• [TASK] Whenever a line contains the string "will", copy it out of the entries.

[Dataset items]
-*-

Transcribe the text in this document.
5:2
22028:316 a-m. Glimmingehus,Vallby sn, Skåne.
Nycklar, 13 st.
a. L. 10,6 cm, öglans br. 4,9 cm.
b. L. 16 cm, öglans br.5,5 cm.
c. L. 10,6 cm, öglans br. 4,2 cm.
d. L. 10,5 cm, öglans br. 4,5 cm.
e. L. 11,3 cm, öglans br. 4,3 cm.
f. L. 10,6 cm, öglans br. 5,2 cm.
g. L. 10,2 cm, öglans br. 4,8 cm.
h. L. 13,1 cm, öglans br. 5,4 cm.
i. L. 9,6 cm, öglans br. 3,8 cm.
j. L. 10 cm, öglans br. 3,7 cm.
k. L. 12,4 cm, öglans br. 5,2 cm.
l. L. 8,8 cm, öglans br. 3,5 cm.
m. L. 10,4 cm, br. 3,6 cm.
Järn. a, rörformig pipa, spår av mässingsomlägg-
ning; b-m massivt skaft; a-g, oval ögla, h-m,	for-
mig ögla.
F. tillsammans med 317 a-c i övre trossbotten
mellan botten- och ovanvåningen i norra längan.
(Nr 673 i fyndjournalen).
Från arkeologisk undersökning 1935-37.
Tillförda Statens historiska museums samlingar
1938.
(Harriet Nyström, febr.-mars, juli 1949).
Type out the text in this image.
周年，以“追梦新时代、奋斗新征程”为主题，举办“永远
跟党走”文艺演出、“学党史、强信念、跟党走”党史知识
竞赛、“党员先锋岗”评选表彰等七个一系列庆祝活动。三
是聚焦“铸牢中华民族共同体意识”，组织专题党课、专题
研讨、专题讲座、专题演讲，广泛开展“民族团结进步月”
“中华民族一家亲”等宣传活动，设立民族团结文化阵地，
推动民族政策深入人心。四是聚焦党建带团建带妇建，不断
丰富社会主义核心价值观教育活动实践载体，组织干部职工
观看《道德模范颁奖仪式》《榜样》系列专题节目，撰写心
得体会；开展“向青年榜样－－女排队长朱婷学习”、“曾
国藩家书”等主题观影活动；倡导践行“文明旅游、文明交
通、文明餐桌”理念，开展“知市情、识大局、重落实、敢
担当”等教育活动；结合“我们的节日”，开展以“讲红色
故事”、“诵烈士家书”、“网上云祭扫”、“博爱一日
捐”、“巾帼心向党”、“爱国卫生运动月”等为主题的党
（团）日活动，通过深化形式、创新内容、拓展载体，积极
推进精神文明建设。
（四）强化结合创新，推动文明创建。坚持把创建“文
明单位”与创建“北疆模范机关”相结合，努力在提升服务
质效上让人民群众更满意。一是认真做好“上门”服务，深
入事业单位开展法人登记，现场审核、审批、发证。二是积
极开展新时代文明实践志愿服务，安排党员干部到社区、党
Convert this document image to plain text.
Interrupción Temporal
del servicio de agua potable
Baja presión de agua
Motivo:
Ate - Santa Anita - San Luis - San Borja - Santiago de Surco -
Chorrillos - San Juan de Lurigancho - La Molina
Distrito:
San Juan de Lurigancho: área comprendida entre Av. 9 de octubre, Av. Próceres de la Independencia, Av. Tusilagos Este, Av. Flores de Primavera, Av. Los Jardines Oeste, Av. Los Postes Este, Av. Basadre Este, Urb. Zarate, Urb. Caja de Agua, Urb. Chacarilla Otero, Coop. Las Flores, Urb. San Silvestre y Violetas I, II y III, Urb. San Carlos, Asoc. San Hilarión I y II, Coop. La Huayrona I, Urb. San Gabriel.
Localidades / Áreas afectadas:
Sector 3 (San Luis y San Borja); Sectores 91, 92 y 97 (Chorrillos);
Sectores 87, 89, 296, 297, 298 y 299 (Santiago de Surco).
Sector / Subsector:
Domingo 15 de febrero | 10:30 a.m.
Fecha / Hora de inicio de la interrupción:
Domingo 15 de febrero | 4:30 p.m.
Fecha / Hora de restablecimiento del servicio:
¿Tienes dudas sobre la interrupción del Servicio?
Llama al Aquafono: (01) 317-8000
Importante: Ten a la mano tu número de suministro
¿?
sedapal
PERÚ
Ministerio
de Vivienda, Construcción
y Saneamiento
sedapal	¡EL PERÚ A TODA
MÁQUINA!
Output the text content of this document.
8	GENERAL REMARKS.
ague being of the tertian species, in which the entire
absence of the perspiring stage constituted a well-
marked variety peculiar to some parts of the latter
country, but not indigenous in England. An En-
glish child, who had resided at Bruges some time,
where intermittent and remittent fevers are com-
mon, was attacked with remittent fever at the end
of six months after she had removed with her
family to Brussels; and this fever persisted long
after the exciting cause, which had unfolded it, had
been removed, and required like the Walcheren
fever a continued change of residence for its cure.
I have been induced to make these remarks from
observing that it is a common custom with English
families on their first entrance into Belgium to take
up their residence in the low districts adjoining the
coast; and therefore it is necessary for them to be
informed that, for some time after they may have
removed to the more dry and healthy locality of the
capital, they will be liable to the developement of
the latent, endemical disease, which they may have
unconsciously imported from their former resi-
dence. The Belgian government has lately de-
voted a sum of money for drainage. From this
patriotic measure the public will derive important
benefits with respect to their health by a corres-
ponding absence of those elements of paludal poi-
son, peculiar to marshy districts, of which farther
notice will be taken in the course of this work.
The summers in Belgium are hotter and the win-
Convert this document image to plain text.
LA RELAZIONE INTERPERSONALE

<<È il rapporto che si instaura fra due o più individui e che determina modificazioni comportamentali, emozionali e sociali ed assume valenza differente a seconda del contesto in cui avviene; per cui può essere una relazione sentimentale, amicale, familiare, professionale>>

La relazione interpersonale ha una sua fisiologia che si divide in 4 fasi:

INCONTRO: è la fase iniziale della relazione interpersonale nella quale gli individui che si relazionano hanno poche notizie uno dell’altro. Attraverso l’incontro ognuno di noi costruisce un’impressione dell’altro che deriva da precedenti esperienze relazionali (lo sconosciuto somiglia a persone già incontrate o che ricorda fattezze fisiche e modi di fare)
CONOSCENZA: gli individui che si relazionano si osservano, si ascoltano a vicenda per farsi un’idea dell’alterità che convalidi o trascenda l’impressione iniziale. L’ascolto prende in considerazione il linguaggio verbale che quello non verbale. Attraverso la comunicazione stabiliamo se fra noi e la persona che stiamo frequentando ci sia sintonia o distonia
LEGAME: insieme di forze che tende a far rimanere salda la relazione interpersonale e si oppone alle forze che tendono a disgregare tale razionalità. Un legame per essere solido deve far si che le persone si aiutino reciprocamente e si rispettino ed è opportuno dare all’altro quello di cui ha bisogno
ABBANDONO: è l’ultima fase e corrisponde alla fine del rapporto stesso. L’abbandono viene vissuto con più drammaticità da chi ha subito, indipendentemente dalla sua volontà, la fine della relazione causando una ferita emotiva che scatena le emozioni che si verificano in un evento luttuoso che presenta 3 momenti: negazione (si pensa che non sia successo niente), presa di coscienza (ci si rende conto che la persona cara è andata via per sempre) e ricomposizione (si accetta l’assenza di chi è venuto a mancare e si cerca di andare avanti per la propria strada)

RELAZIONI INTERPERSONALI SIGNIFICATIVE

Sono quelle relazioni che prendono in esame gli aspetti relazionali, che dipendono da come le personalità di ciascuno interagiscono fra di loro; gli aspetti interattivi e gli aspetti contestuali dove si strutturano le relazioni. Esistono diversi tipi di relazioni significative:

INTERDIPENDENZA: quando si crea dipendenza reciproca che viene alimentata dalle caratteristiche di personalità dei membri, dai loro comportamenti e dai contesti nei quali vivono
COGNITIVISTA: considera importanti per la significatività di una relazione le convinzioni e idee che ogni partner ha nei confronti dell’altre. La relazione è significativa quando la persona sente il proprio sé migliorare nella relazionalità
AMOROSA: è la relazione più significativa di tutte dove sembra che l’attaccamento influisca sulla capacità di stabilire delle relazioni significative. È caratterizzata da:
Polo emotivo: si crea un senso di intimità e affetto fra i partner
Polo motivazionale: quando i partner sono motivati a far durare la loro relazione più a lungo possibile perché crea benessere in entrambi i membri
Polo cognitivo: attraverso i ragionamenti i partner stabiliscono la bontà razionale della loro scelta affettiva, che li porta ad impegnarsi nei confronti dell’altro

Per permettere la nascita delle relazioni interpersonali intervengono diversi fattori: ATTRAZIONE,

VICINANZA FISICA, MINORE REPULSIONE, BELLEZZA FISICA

-*-

• [COMPLETED TASK]
capital, they will be liable to the developement of
patriotic measure the public will derive important
notice will be taken in the course of this work.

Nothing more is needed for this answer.